### Directions
Say how many lines in the data below contain the word "name", and give no other text.

[Stored dataset items]

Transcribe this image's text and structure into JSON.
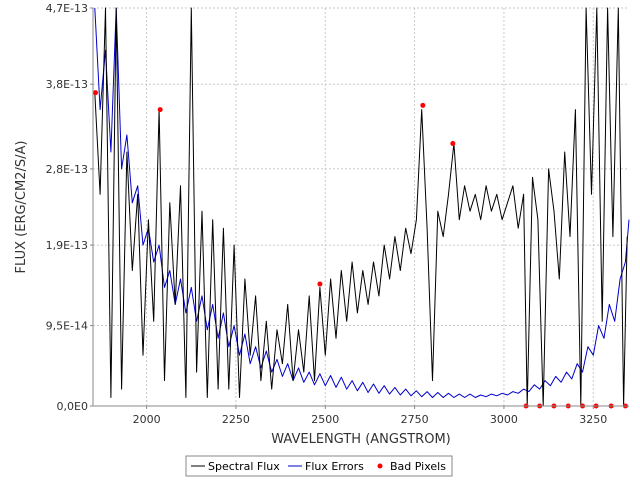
{
  "chart_data": {
    "type": "line",
    "title": "",
    "xlabel": "WAVELENGTH (ANGSTROM)",
    "ylabel": "FLUX (ERG/CM2/S/A)",
    "xlim": [
      1850,
      3350
    ],
    "ylim": [
      0,
      4.7e-13
    ],
    "x_ticks": [
      2000,
      2250,
      2500,
      2750,
      3000,
      3250
    ],
    "x_tick_labels": [
      "2000",
      "2250",
      "2500",
      "2750",
      "3000",
      "3250"
    ],
    "y_ticks": [
      0,
      9.5e-14,
      1.9e-13,
      2.8e-13,
      3.8e-13,
      4.7e-13
    ],
    "y_tick_labels": [
      "0,0E0",
      "9,5E-14",
      "1,9E-13",
      "2,8E-13",
      "3,8E-13",
      "4,7E-13"
    ],
    "grid": true,
    "legend_position": "bottom-center",
    "series": [
      {
        "name": "Spectral Flux",
        "color": "#000000",
        "x": [
          1855,
          1870,
          1885,
          1900,
          1915,
          1930,
          1945,
          1960,
          1975,
          1990,
          2005,
          2020,
          2035,
          2050,
          2065,
          2080,
          2095,
          2110,
          2125,
          2140,
          2155,
          2170,
          2185,
          2200,
          2215,
          2230,
          2245,
          2260,
          2275,
          2290,
          2305,
          2320,
          2335,
          2350,
          2365,
          2380,
          2395,
          2410,
          2425,
          2440,
          2455,
          2470,
          2485,
          2500,
          2515,
          2530,
          2545,
          2560,
          2575,
          2590,
          2605,
          2620,
          2635,
          2650,
          2665,
          2680,
          2695,
          2710,
          2725,
          2740,
          2755,
          2770,
          2785,
          2800,
          2815,
          2830,
          2845,
          2860,
          2875,
          2890,
          2905,
          2920,
          2935,
          2950,
          2965,
          2980,
          2995,
          3010,
          3025,
          3040,
          3055,
          3065,
          3080,
          3095,
          3110,
          3125,
          3140,
          3155,
          3170,
          3185,
          3200,
          3215,
          3230,
          3245,
          3260,
          3275,
          3290,
          3305,
          3320,
          3335,
          3345
        ],
        "y": [
          3.7e-13,
          2.5e-13,
          4.7e-13,
          1e-14,
          4.7e-13,
          2e-14,
          3e-13,
          1.6e-13,
          2.5e-13,
          6e-14,
          2.2e-13,
          1e-13,
          3.5e-13,
          3e-14,
          2.4e-13,
          1.2e-13,
          2.6e-13,
          1e-14,
          4.7e-13,
          4e-14,
          2.3e-13,
          1e-14,
          2.2e-13,
          2e-14,
          2.1e-13,
          2e-14,
          1.9e-13,
          1e-14,
          1.5e-13,
          6e-14,
          1.3e-13,
          3e-14,
          1e-13,
          2e-14,
          9e-14,
          5e-14,
          1.2e-13,
          3e-14,
          9e-14,
          4e-14,
          1.3e-13,
          3e-14,
          1.4e-13,
          6e-14,
          1.5e-13,
          8e-14,
          1.6e-13,
          1e-13,
          1.7e-13,
          1.1e-13,
          1.6e-13,
          1.2e-13,
          1.7e-13,
          1.3e-13,
          1.9e-13,
          1.5e-13,
          2e-13,
          1.6e-13,
          2.1e-13,
          1.8e-13,
          2.2e-13,
          3.5e-13,
          2.1e-13,
          3e-14,
          2.3e-13,
          2e-13,
          2.5e-13,
          3.1e-13,
          2.2e-13,
          2.6e-13,
          2.3e-13,
          2.5e-13,
          2.2e-13,
          2.6e-13,
          2.3e-13,
          2.5e-13,
          2.2e-13,
          2.4e-13,
          2.6e-13,
          2.1e-13,
          2.5e-13,
          0.0,
          2.7e-13,
          2.2e-13,
          0.0,
          2.8e-13,
          2.3e-13,
          1.5e-13,
          3e-13,
          2e-13,
          3.5e-13,
          0.0,
          4.7e-13,
          2.5e-13,
          4.7e-13,
          1e-13,
          4.7e-13,
          2e-13,
          4.7e-13,
          0.0,
          2e-13
        ]
      },
      {
        "name": "Flux Errors",
        "color": "#0000cc",
        "x": [
          1855,
          1870,
          1885,
          1900,
          1915,
          1930,
          1945,
          1960,
          1975,
          1990,
          2005,
          2020,
          2035,
          2050,
          2065,
          2080,
          2095,
          2110,
          2125,
          2140,
          2155,
          2170,
          2185,
          2200,
          2215,
          2230,
          2245,
          2260,
          2275,
          2290,
          2305,
          2320,
          2335,
          2350,
          2365,
          2380,
          2395,
          2410,
          2425,
          2440,
          2455,
          2470,
          2485,
          2500,
          2515,
          2530,
          2545,
          2560,
          2575,
          2590,
          2605,
          2620,
          2635,
          2650,
          2665,
          2680,
          2695,
          2710,
          2725,
          2740,
          2755,
          2770,
          2785,
          2800,
          2815,
          2830,
          2845,
          2860,
          2875,
          2890,
          2905,
          2920,
          2935,
          2950,
          2965,
          2980,
          2995,
          3010,
          3025,
          3040,
          3055,
          3070,
          3085,
          3100,
          3115,
          3130,
          3145,
          3160,
          3175,
          3190,
          3205,
          3220,
          3235,
          3250,
          3265,
          3280,
          3295,
          3310,
          3325,
          3340,
          3350
        ],
        "y": [
          4.7e-13,
          3.5e-13,
          4.2e-13,
          3e-13,
          4.7e-13,
          2.8e-13,
          3.2e-13,
          2.4e-13,
          2.6e-13,
          1.9e-13,
          2.1e-13,
          1.7e-13,
          1.9e-13,
          1.4e-13,
          1.6e-13,
          1.2e-13,
          1.5e-13,
          1.1e-13,
          1.4e-13,
          1e-13,
          1.3e-13,
          9e-14,
          1.2e-13,
          8e-14,
          1.1e-13,
          7e-14,
          9.5e-14,
          6e-14,
          8.5e-14,
          5e-14,
          7e-14,
          4.5e-14,
          6.5e-14,
          4e-14,
          5.5e-14,
          3.5e-14,
          5e-14,
          3e-14,
          4.5e-14,
          2.8e-14,
          4e-14,
          2.5e-14,
          3.8e-14,
          2.4e-14,
          3.6e-14,
          2.2e-14,
          3.4e-14,
          2e-14,
          3e-14,
          1.8e-14,
          2.8e-14,
          1.6e-14,
          2.6e-14,
          1.5e-14,
          2.4e-14,
          1.4e-14,
          2.2e-14,
          1.3e-14,
          2e-14,
          1.2e-14,
          1.8e-14,
          1.1e-14,
          1.7e-14,
          1e-14,
          1.6e-14,
          1e-14,
          1.5e-14,
          1e-14,
          1.4e-14,
          1e-14,
          1.4e-14,
          1e-14,
          1.3e-14,
          1.1e-14,
          1.4e-14,
          1.2e-14,
          1.5e-14,
          1.3e-14,
          1.7e-14,
          1.5e-14,
          2e-14,
          1.7e-14,
          2.5e-14,
          2e-14,
          3e-14,
          2.4e-14,
          3.5e-14,
          2.8e-14,
          4e-14,
          3.2e-14,
          5e-14,
          4e-14,
          7e-14,
          6e-14,
          9.5e-14,
          8e-14,
          1.2e-13,
          1e-13,
          1.5e-13,
          1.7e-13,
          2.2e-13
        ]
      },
      {
        "name": "Bad Pixels",
        "color": "#ff0000",
        "marker": "point",
        "x": [
          1857,
          2038,
          2485,
          2773,
          2857,
          3062,
          3100,
          3140,
          3180,
          3220,
          3258,
          3300,
          3340
        ],
        "y": [
          3.7e-13,
          3.5e-13,
          1.44e-13,
          3.55e-13,
          3.1e-13,
          0,
          0,
          0,
          0,
          0,
          0,
          0,
          0
        ]
      }
    ]
  }
}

### Task result
3